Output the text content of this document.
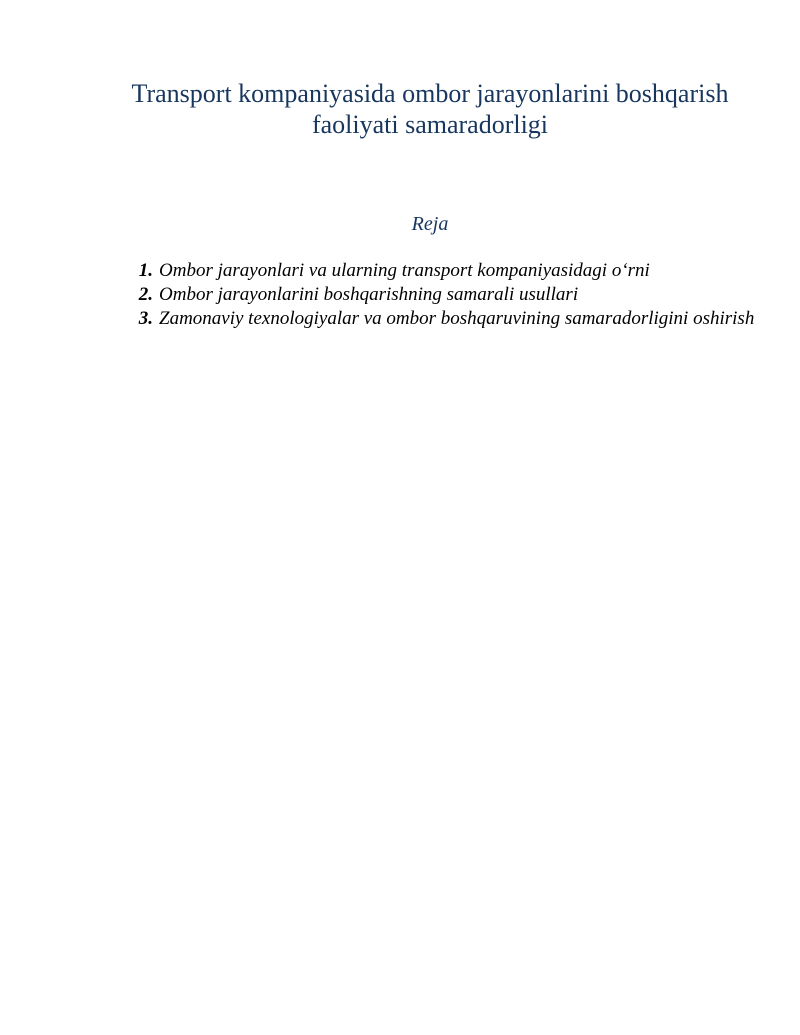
Transport kompaniyasida ombor jarayonlarini boshqarish faoliyati samaradorligi
Reja
1. Ombor jarayonlari va ularning transport kompaniyasidagi o‘rni
2. Ombor jarayonlarini boshqarishning samarali usullari
3. Zamonaviy texnologiyalar va ombor boshqaruvining samaradorligini oshirish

***

- **Required work**
Every record above should be written out again without change, except that the pictures are left out.

- **Final result**
Output the text content of this document.
Transport kompaniyasida ombor jarayonlarini boshqarish faoliyati samaradorligi
Reja
1. Ombor jarayonlari va ularning transport kompaniyasidagi o‘rni
2. Ombor jarayonlarini boshqarishning samarali usullari
3. Zamonaviy texnologiyalar va ombor boshqaruvining samaradorligini oshirish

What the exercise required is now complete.